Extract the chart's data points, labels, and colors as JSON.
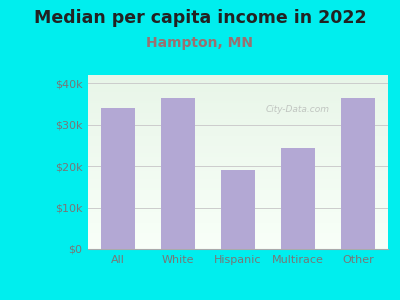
{
  "title": "Median per capita income in 2022",
  "subtitle": "Hampton, MN",
  "categories": [
    "All",
    "White",
    "Hispanic",
    "Multirace",
    "Other"
  ],
  "values": [
    34000,
    36500,
    19000,
    24500,
    36500
  ],
  "bar_color": "#b3a8d4",
  "title_fontsize": 12.5,
  "subtitle_fontsize": 10,
  "subtitle_color": "#9a7070",
  "title_color": "#222222",
  "background_color": "#00eeee",
  "plot_bg_color_topleft": "#e8f5e8",
  "plot_bg_color_bottomright": "#f8fff8",
  "ylim": [
    0,
    42000
  ],
  "yticks": [
    0,
    10000,
    20000,
    30000,
    40000
  ],
  "ytick_labels": [
    "$0",
    "$10k",
    "$20k",
    "$30k",
    "$40k"
  ],
  "grid_color": "#cccccc",
  "tick_color": "#777777",
  "watermark": "City-Data.com"
}
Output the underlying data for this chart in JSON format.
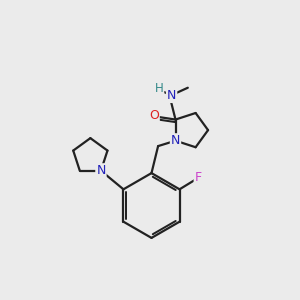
{
  "background_color": "#ebebeb",
  "atom_color_N": "#2222bb",
  "atom_color_O": "#dd2222",
  "atom_color_F": "#cc44cc",
  "atom_color_H": "#338888",
  "bond_color": "#222222",
  "bond_width": 1.6,
  "figsize": [
    3.0,
    3.0
  ],
  "dpi": 100,
  "xlim": [
    0,
    10
  ],
  "ylim": [
    0,
    10
  ]
}
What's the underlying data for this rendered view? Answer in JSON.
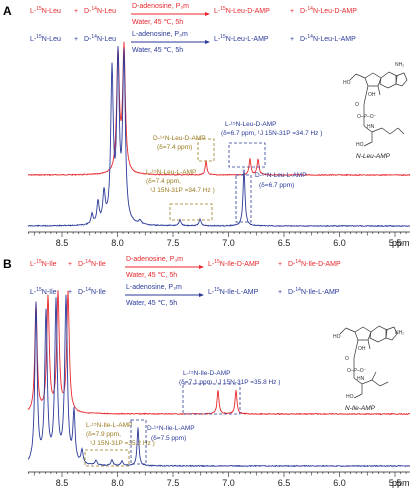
{
  "panels": [
    {
      "letter": "A",
      "eq1": {
        "reactant1_pre": "L-",
        "reactant1_iso": "15",
        "reactant1_post": "N-Leu",
        "plus1": "+",
        "reactant2_pre": "D-",
        "reactant2_iso": "14",
        "reactant2_post": "N-Leu",
        "above": "D-adenosine, P₃m",
        "below": "Water, 45 ℃, 5h",
        "product1_pre": "L-",
        "product1_iso": "15",
        "product1_post": "N-Leu-D-AMP",
        "plus2": "+",
        "product2_pre": "D-",
        "product2_iso": "14",
        "product2_post": "N-Leu-D-AMP"
      },
      "eq2": {
        "reactant1_pre": "L-",
        "reactant1_iso": "15",
        "reactant1_post": "N-Leu",
        "plus1": "+",
        "reactant2_pre": "D-",
        "reactant2_iso": "14",
        "reactant2_post": "N-Leu",
        "above": "L-adenosine, P₃m",
        "below": "Water, 45 ℃, 5h",
        "product1_pre": "L-",
        "product1_iso": "15",
        "product1_post": "N-Leu-L-AMP",
        "plus2": "+",
        "product2_pre": "D-",
        "product2_iso": "14",
        "product2_post": "N-Leu-L-AMP"
      },
      "annotations": {
        "d14_red": "D-¹⁴N-Leu-D-AMP",
        "d14_red_shift": "(δ=7.4 ppm)",
        "l15_red": "L-¹⁵N-Leu-D-AMP",
        "l15_red_shift": "(δ=6.7 ppm, ¹J 15N-31P =34.7 Hz )",
        "l15_blue": "L-¹⁵N-Leu-L-AMP",
        "l15_blue_shift1": "(δ=7.4 ppm,",
        "l15_blue_shift2": "¹J 15N-31P =34.7 Hz )",
        "d14_blue": "D-¹⁴N-Leu-L-AMP",
        "d14_blue_shift": "(δ=6.7 ppm)"
      },
      "structure_label": "N-Leu-AMP",
      "axis": {
        "ticks": [
          "8.5",
          "8.0",
          "7.5",
          "7.0",
          "6.5",
          "6.0",
          "5.5"
        ],
        "unit": "ppm"
      }
    },
    {
      "letter": "B",
      "eq1": {
        "reactant1_pre": "L-",
        "reactant1_iso": "15",
        "reactant1_post": "N-Ile",
        "plus1": "+",
        "reactant2_pre": "D-",
        "reactant2_iso": "14",
        "reactant2_post": "N-Ile",
        "above": "D-adenosine, P₃m",
        "below": "Water, 45 ℃, 5h",
        "product1_pre": "L-",
        "product1_iso": "15",
        "product1_post": "N-Ile-D-AMP",
        "plus2": "+",
        "product2_pre": "D-",
        "product2_iso": "14",
        "product2_post": "N-Ile-D-AMP"
      },
      "eq2": {
        "reactant1_pre": "L-",
        "reactant1_iso": "15",
        "reactant1_post": "N-Ile",
        "plus1": "+",
        "reactant2_pre": "D-",
        "reactant2_iso": "14",
        "reactant2_post": "N-Ile",
        "above": "L-adenosine, P₃m",
        "below": "Water, 45 ℃, 5h",
        "product1_pre": "L-",
        "product1_iso": "15",
        "product1_post": "N-Ile-L-AMP",
        "plus2": "+",
        "product2_pre": "D-",
        "product2_iso": "14",
        "product2_post": "N-Ile-L-AMP"
      },
      "annotations": {
        "l15_red": "L-¹⁵N-Ile-D-AMP",
        "l15_red_shift": "(δ=7.1 ppm, ¹J 15N-31P =35.8 Hz )",
        "l15_blue": "L-¹⁵N-Ile-L-AMP",
        "l15_blue_shift1": "(δ=7.9 ppm,",
        "l15_blue_shift2": "¹J 15N-31P =35.2 Hz )",
        "d14_blue": "D-¹⁴N-Ile-L-AMP",
        "d14_blue_shift": "(δ=7.5 ppm)"
      },
      "structure_label": "N-Ile-AMP",
      "axis": {
        "ticks": [
          "8.5",
          "8.0",
          "7.5",
          "7.0",
          "6.5",
          "6.0",
          "5.5"
        ],
        "unit": "ppm"
      }
    }
  ],
  "colors": {
    "red": "#e8282d",
    "blue": "#2b3a9a",
    "gold": "#9a7a1e",
    "black": "#222222"
  }
}
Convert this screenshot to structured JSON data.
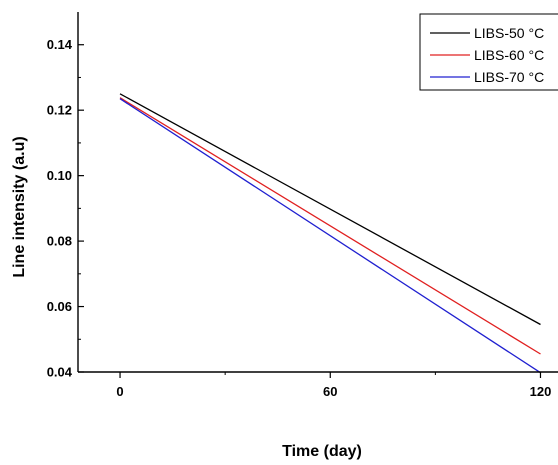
{
  "chart_data": {
    "type": "line",
    "title": "",
    "xlabel": "Time (day)",
    "ylabel": "Line intensity (a.u)",
    "xlim": [
      -12,
      125
    ],
    "ylim": [
      0.04,
      0.15
    ],
    "x_ticks": [
      0,
      60,
      120
    ],
    "x_tick_labels": [
      "0",
      "60",
      "120"
    ],
    "y_ticks": [
      0.04,
      0.06,
      0.08,
      0.1,
      0.12,
      0.14
    ],
    "y_tick_labels": [
      "0.04",
      "0.06",
      "0.08",
      "0.10",
      "0.12",
      "0.14"
    ],
    "grid": false,
    "legend_position": "top-right",
    "series": [
      {
        "name": "LIBS-50 °C",
        "color": "#000000",
        "x": [
          0,
          120
        ],
        "y": [
          0.125,
          0.0545
        ]
      },
      {
        "name": "LIBS-60 °C",
        "color": "#e02020",
        "x": [
          0,
          120
        ],
        "y": [
          0.1238,
          0.0455
        ]
      },
      {
        "name": "LIBS-70 °C",
        "color": "#2020d0",
        "x": [
          0,
          120
        ],
        "y": [
          0.1235,
          0.0398
        ]
      }
    ]
  }
}
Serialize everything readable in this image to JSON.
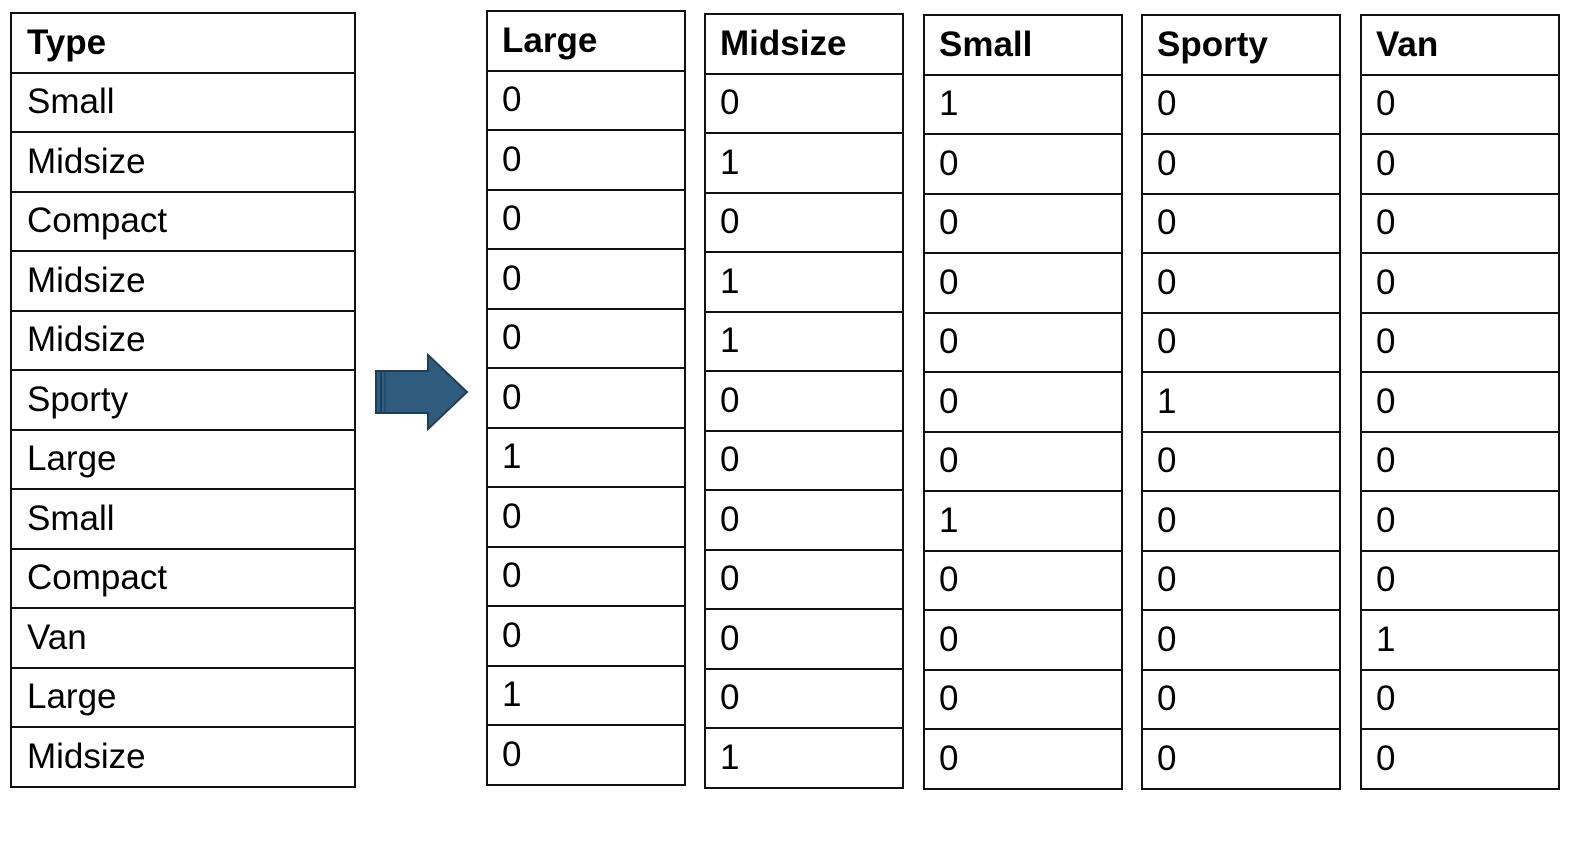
{
  "source": {
    "header": "Type",
    "values": [
      "Small",
      "Midsize",
      "Compact",
      "Midsize",
      "Midsize",
      "Sporty",
      "Large",
      "Small",
      "Compact",
      "Van",
      "Large",
      "Midsize"
    ]
  },
  "arrow": {
    "icon": "right-arrow-icon",
    "color": "#2e5b7e"
  },
  "dummies": [
    {
      "header": "Large",
      "values": [
        "0",
        "0",
        "0",
        "0",
        "0",
        "0",
        "1",
        "0",
        "0",
        "0",
        "1",
        "0"
      ]
    },
    {
      "header": "Midsize",
      "values": [
        "0",
        "1",
        "0",
        "1",
        "1",
        "0",
        "0",
        "0",
        "0",
        "0",
        "0",
        "1"
      ]
    },
    {
      "header": "Small",
      "values": [
        "1",
        "0",
        "0",
        "0",
        "0",
        "0",
        "0",
        "1",
        "0",
        "0",
        "0",
        "0"
      ]
    },
    {
      "header": "Sporty",
      "values": [
        "0",
        "0",
        "0",
        "0",
        "0",
        "1",
        "0",
        "0",
        "0",
        "0",
        "0",
        "0"
      ]
    },
    {
      "header": "Van",
      "values": [
        "0",
        "0",
        "0",
        "0",
        "0",
        "0",
        "0",
        "0",
        "0",
        "1",
        "0",
        "0"
      ]
    }
  ]
}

================================

Written problem
Copy each line of the listing that holds the word "underlying".

Reply to the exercise
Output the underlying data for this chart in JSON format.
What's the underlying data for this rendered view? Answer in JSON.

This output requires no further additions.